■ WHAT NEEDS TO BE DONE ■
Write the data out again in full, with no departure from the original.
-- Begin --
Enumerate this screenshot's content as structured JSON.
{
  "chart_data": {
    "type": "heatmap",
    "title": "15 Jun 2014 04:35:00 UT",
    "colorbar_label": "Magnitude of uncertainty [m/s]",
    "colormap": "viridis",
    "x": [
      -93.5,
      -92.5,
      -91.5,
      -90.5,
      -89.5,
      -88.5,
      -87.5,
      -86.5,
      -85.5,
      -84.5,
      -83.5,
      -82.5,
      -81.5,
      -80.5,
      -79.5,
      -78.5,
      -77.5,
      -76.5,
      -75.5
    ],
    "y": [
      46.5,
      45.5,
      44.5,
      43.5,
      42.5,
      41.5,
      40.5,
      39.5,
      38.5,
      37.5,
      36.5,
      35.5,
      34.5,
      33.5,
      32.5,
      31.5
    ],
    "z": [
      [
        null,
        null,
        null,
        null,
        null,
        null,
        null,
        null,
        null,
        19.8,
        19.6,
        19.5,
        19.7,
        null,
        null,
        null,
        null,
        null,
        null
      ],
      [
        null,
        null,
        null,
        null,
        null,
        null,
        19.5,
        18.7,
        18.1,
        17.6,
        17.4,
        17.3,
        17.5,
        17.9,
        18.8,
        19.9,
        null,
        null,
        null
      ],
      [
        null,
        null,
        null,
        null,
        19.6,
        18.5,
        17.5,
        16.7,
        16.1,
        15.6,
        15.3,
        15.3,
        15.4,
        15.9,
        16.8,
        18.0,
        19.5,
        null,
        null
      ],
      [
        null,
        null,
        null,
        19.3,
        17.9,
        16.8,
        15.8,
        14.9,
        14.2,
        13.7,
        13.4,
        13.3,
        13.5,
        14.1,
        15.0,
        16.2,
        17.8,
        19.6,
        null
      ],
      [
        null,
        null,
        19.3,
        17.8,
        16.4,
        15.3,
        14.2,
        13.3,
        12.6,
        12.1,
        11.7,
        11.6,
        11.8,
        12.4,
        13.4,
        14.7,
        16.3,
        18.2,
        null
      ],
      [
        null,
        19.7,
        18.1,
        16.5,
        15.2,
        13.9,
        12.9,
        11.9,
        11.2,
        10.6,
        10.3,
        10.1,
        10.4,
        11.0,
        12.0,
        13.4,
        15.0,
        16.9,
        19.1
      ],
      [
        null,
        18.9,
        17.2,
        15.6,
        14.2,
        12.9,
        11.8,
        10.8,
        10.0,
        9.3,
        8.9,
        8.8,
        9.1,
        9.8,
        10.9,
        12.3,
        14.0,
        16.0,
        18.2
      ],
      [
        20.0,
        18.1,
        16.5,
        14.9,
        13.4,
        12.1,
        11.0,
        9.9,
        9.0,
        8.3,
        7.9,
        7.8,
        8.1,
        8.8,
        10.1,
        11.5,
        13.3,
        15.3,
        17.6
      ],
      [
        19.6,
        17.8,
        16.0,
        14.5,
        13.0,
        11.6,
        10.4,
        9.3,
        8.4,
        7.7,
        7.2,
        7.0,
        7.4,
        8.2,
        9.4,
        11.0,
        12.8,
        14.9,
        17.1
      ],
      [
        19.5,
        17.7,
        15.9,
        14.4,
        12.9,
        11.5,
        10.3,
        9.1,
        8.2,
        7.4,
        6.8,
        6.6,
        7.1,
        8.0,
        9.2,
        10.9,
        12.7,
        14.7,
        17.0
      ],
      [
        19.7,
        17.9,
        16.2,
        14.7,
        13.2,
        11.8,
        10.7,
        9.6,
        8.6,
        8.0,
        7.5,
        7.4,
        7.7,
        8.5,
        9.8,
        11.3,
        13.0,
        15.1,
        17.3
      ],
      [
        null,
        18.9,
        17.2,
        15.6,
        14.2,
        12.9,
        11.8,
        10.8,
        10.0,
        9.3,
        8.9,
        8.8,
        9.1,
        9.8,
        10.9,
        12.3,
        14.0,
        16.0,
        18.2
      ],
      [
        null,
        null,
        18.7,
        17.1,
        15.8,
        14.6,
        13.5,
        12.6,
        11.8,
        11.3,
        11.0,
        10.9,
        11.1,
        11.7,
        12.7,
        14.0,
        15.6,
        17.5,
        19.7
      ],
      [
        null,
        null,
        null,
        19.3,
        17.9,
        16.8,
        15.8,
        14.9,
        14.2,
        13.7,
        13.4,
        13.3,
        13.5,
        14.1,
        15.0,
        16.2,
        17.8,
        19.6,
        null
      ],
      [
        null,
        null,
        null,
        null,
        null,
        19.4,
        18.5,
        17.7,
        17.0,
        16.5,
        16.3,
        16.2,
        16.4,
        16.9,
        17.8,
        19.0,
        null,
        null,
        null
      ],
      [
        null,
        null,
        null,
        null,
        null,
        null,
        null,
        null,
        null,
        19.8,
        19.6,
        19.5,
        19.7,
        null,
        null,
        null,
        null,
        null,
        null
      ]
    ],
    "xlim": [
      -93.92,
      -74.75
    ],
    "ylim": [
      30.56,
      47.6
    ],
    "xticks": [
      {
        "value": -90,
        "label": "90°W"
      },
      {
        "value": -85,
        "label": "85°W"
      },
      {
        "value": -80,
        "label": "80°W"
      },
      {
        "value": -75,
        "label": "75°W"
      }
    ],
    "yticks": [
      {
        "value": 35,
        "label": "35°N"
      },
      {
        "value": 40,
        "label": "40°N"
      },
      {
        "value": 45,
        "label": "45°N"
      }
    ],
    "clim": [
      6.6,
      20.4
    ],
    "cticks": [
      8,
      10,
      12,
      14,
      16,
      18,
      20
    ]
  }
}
-- End --
■ WRITTEN RESPONSE ■
Enumerate this screenshot's content as structured JSON.
{
  "chart_data": {
    "type": "heatmap",
    "title": "15 Jun 2014 04:35:00 UT",
    "colorbar_label": "Magnitude of uncertainty [m/s]",
    "colormap": "viridis",
    "x": [
      -93.5,
      -92.5,
      -91.5,
      -90.5,
      -89.5,
      -88.5,
      -87.5,
      -86.5,
      -85.5,
      -84.5,
      -83.5,
      -82.5,
      -81.5,
      -80.5,
      -79.5,
      -78.5,
      -77.5,
      -76.5,
      -75.5
    ],
    "y": [
      46.5,
      45.5,
      44.5,
      43.5,
      42.5,
      41.5,
      40.5,
      39.5,
      38.5,
      37.5,
      36.5,
      35.5,
      34.5,
      33.5,
      32.5,
      31.5
    ],
    "z": [
      [
        null,
        null,
        null,
        null,
        null,
        null,
        null,
        null,
        null,
        19.8,
        19.6,
        19.5,
        19.7,
        null,
        null,
        null,
        null,
        null,
        null
      ],
      [
        null,
        null,
        null,
        null,
        null,
        null,
        19.5,
        18.7,
        18.1,
        17.6,
        17.4,
        17.3,
        17.5,
        17.9,
        18.8,
        19.9,
        null,
        null,
        null
      ],
      [
        null,
        null,
        null,
        null,
        19.6,
        18.5,
        17.5,
        16.7,
        16.1,
        15.6,
        15.3,
        15.3,
        15.4,
        15.9,
        16.8,
        18.0,
        19.5,
        null,
        null
      ],
      [
        null,
        null,
        null,
        19.3,
        17.9,
        16.8,
        15.8,
        14.9,
        14.2,
        13.7,
        13.4,
        13.3,
        13.5,
        14.1,
        15.0,
        16.2,
        17.8,
        19.6,
        null
      ],
      [
        null,
        null,
        19.3,
        17.8,
        16.4,
        15.3,
        14.2,
        13.3,
        12.6,
        12.1,
        11.7,
        11.6,
        11.8,
        12.4,
        13.4,
        14.7,
        16.3,
        18.2,
        null
      ],
      [
        null,
        19.7,
        18.1,
        16.5,
        15.2,
        13.9,
        12.9,
        11.9,
        11.2,
        10.6,
        10.3,
        10.1,
        10.4,
        11.0,
        12.0,
        13.4,
        15.0,
        16.9,
        19.1
      ],
      [
        null,
        18.9,
        17.2,
        15.6,
        14.2,
        12.9,
        11.8,
        10.8,
        10.0,
        9.3,
        8.9,
        8.8,
        9.1,
        9.8,
        10.9,
        12.3,
        14.0,
        16.0,
        18.2
      ],
      [
        20.0,
        18.1,
        16.5,
        14.9,
        13.4,
        12.1,
        11.0,
        9.9,
        9.0,
        8.3,
        7.9,
        7.8,
        8.1,
        8.8,
        10.1,
        11.5,
        13.3,
        15.3,
        17.6
      ],
      [
        19.6,
        17.8,
        16.0,
        14.5,
        13.0,
        11.6,
        10.4,
        9.3,
        8.4,
        7.7,
        7.2,
        7.0,
        7.4,
        8.2,
        9.4,
        11.0,
        12.8,
        14.9,
        17.1
      ],
      [
        19.5,
        17.7,
        15.9,
        14.4,
        12.9,
        11.5,
        10.3,
        9.1,
        8.2,
        7.4,
        6.8,
        6.6,
        7.1,
        8.0,
        9.2,
        10.9,
        12.7,
        14.7,
        17.0
      ],
      [
        19.7,
        17.9,
        16.2,
        14.7,
        13.2,
        11.8,
        10.7,
        9.6,
        8.6,
        8.0,
        7.5,
        7.4,
        7.7,
        8.5,
        9.8,
        11.3,
        13.0,
        15.1,
        17.3
      ],
      [
        null,
        18.9,
        17.2,
        15.6,
        14.2,
        12.9,
        11.8,
        10.8,
        10.0,
        9.3,
        8.9,
        8.8,
        9.1,
        9.8,
        10.9,
        12.3,
        14.0,
        16.0,
        18.2
      ],
      [
        null,
        null,
        18.7,
        17.1,
        15.8,
        14.6,
        13.5,
        12.6,
        11.8,
        11.3,
        11.0,
        10.9,
        11.1,
        11.7,
        12.7,
        14.0,
        15.6,
        17.5,
        19.7
      ],
      [
        null,
        null,
        null,
        19.3,
        17.9,
        16.8,
        15.8,
        14.9,
        14.2,
        13.7,
        13.4,
        13.3,
        13.5,
        14.1,
        15.0,
        16.2,
        17.8,
        19.6,
        null
      ],
      [
        null,
        null,
        null,
        null,
        null,
        19.4,
        18.5,
        17.7,
        17.0,
        16.5,
        16.3,
        16.2,
        16.4,
        16.9,
        17.8,
        19.0,
        null,
        null,
        null
      ],
      [
        null,
        null,
        null,
        null,
        null,
        null,
        null,
        null,
        null,
        19.8,
        19.6,
        19.5,
        19.7,
        null,
        null,
        null,
        null,
        null,
        null
      ]
    ],
    "xlim": [
      -93.92,
      -74.75
    ],
    "ylim": [
      30.56,
      47.6
    ],
    "xticks": [
      {
        "value": -90,
        "label": "90°W"
      },
      {
        "value": -85,
        "label": "85°W"
      },
      {
        "value": -80,
        "label": "80°W"
      },
      {
        "value": -75,
        "label": "75°W"
      }
    ],
    "yticks": [
      {
        "value": 35,
        "label": "35°N"
      },
      {
        "value": 40,
        "label": "40°N"
      },
      {
        "value": 45,
        "label": "45°N"
      }
    ],
    "clim": [
      6.6,
      20.4
    ],
    "cticks": [
      8,
      10,
      12,
      14,
      16,
      18,
      20
    ]
  }
}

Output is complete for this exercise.